[Una serie di record]
= = = =

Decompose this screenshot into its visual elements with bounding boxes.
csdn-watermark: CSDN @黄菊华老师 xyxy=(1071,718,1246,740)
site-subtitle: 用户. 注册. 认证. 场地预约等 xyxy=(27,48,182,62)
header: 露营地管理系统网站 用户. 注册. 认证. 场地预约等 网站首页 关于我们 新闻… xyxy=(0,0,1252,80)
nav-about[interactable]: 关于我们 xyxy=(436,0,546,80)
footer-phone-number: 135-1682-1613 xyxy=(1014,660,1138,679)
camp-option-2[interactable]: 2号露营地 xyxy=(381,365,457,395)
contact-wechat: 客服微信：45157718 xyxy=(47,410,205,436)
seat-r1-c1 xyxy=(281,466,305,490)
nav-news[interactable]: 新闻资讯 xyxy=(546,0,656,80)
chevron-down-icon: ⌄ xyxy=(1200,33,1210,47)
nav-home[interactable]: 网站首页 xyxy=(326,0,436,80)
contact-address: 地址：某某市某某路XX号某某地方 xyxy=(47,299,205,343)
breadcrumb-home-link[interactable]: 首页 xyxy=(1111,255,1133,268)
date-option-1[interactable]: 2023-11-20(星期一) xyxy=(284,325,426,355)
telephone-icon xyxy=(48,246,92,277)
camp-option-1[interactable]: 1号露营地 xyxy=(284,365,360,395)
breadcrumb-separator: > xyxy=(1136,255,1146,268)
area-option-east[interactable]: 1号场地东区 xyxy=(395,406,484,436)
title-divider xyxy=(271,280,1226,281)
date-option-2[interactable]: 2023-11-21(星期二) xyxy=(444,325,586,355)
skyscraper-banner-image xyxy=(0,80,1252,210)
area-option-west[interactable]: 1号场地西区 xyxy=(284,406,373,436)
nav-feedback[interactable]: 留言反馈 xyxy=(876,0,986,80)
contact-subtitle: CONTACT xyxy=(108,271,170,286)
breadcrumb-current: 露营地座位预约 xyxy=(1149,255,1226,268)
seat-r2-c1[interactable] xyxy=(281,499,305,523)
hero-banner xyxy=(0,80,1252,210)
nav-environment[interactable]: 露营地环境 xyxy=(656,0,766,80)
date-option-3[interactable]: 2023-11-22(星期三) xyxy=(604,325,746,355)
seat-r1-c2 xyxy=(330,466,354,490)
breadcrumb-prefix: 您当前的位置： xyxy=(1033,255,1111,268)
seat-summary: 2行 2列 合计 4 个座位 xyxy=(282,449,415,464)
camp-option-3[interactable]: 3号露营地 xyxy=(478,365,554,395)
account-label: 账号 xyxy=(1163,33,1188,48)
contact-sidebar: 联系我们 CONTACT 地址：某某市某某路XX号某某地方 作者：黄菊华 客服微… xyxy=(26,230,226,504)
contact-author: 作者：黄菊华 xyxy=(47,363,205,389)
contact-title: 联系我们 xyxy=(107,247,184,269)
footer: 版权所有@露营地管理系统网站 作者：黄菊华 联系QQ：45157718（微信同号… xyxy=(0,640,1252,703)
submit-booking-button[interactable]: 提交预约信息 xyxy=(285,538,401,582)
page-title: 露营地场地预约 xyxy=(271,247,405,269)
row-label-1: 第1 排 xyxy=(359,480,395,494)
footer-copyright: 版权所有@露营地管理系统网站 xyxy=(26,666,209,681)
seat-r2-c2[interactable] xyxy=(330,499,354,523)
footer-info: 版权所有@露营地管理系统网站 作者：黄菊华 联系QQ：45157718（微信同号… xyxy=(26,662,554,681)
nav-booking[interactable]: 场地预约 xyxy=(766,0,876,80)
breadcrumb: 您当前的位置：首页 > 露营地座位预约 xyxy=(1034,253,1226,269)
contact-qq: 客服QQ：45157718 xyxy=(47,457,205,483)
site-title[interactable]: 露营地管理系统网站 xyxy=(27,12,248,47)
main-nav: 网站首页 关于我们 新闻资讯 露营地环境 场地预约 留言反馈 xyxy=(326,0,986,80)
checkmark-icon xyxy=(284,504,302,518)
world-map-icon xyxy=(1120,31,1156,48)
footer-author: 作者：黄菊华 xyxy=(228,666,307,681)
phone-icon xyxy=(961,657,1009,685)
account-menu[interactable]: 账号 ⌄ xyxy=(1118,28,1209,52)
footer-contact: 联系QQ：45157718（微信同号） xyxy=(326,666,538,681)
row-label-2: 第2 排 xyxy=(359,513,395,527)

= = = =

RICHIESTA: Riporta tutte le righe dei record qui sopra come una lista JSON di stringhe, una stringa per ogni riga, omettendo le righe vuote.

RISULTATO QUI SOTTO:
[
  "Decompose this screenshot into its visual elements with bounding boxes.",
  "csdn-watermark: CSDN @黄菊华老师 xyxy=(1071,718,1246,740)",
  "site-subtitle: 用户. 注册. 认证. 场地预约等 xyxy=(27,48,182,62)",
  "header: 露营地管理系统网站 用户. 注册. 认证. 场地预约等 网站首页 关于我们 新闻… xyxy=(0,0,1252,80)",
  "nav-about[interactable]: 关于我们 xyxy=(436,0,546,80)",
  "footer-phone-number: 135-1682-1613 xyxy=(1014,660,1138,679)",
  "camp-option-2[interactable]: 2号露营地 xyxy=(381,365,457,395)",
  "contact-wechat: 客服微信：45157718 xyxy=(47,410,205,436)",
  "seat-r1-c1 xyxy=(281,466,305,490)",
  "nav-news[interactable]: 新闻资讯 xyxy=(546,0,656,80)",
  "chevron-down-icon: ⌄ xyxy=(1200,33,1210,47)",
  "nav-home[interactable]: 网站首页 xyxy=(326,0,436,80)",
  "contact-address: 地址：某某市某某路XX号某某地方 xyxy=(47,299,205,343)",
  "breadcrumb-home-link[interactable]: 首页 xyxy=(1111,255,1133,268)",
  "date-option-1[interactable]: 2023-11-20(星期一) xyxy=(284,325,426,355)",
  "telephone-icon xyxy=(48,246,92,277)",
  "camp-option-1[interactable]: 1号露营地 xyxy=(284,365,360,395)",
  "breadcrumb-separator: > xyxy=(1136,255,1146,268)",
  "area-option-east[interactable]: 1号场地东区 xyxy=(395,406,484,436)",
  "title-divider xyxy=(271,280,1226,281)",
  "date-option-2[interactable]: 2023-11-21(星期二) xyxy=(444,325,586,355)",
  "skyscraper-banner-image xyxy=(0,80,1252,210)",
  "area-option-west[interactable]: 1号场地西区 xyxy=(284,406,373,436)",
  "nav-feedback[interactable]: 留言反馈 xyxy=(876,0,986,80)",
  "contact-subtitle: CONTACT xyxy=(108,271,170,286)",
  "breadcrumb-current: 露营地座位预约 xyxy=(1149,255,1226,268)",
  "seat-r2-c1[interactable] xyxy=(281,499,305,523)",
  "hero-banner xyxy=(0,80,1252,210)",
  "nav-environment[interactable]: 露营地环境 xyxy=(656,0,766,80)",
  "date-option-3[interactable]: 2023-11-22(星期三) xyxy=(604,325,746,355)",
  "seat-r1-c2 xyxy=(330,466,354,490)",
  "breadcrumb-prefix: 您当前的位置： xyxy=(1033,255,1111,268)",
  "seat-summary: 2行 2列 合计 4 个座位 xyxy=(282,449,415,464)",
  "camp-option-3[interactable]: 3号露营地 xyxy=(478,365,554,395)",
  "account-label: 账号 xyxy=(1163,33,1188,48)",
  "contact-sidebar: 联系我们 CONTACT 地址：某某市某某路XX号某某地方 作者：黄菊华 客服微… xyxy=(26,230,226,504)",
  "contact-author: 作者：黄菊华 xyxy=(47,363,205,389)",
  "contact-title: 联系我们 xyxy=(107,247,184,269)",
  "footer: 版权所有@露营地管理系统网站 作者：黄菊华 联系QQ：45157718（微信同号… xyxy=(0,640,1252,703)",
  "submit-booking-button[interactable]: 提交预约信息 xyxy=(285,538,401,582)",
  "page-title: 露营地场地预约 xyxy=(271,247,405,269)",
  "row-label-1: 第1 排 xyxy=(359,480,395,494)",
  "footer-copyright: 版权所有@露营地管理系统网站 xyxy=(26,666,209,681)",
  "seat-r2-c2[interactable] xyxy=(330,499,354,523)",
  "footer-info: 版权所有@露营地管理系统网站 作者：黄菊华 联系QQ：45157718（微信同号… xyxy=(26,662,554,681)",
  "nav-booking[interactable]: 场地预约 xyxy=(766,0,876,80)",
  "breadcrumb: 您当前的位置：首页 > 露营地座位预约 xyxy=(1034,253,1226,269)",
  "contact-qq: 客服QQ：45157718 xyxy=(47,457,205,483)",
  "site-title[interactable]: 露营地管理系统网站 xyxy=(27,12,248,47)",
  "main-nav: 网站首页 关于我们 新闻资讯 露营地环境 场地预约 留言反馈 xyxy=(326,0,986,80)",
  "checkmark-icon xyxy=(284,504,302,518)",
  "world-map-icon xyxy=(1120,31,1156,48)",
  "footer-author: 作者：黄菊华 xyxy=(228,666,307,681)",
  "phone-icon xyxy=(961,657,1009,685)",
  "account-menu[interactable]: 账号 ⌄ xyxy=(1118,28,1209,52)",
  "footer-contact: 联系QQ：45157718（微信同号） xyxy=(326,666,538,681)",
  "row-label-2: 第2 排 xyxy=(359,513,395,527)"
]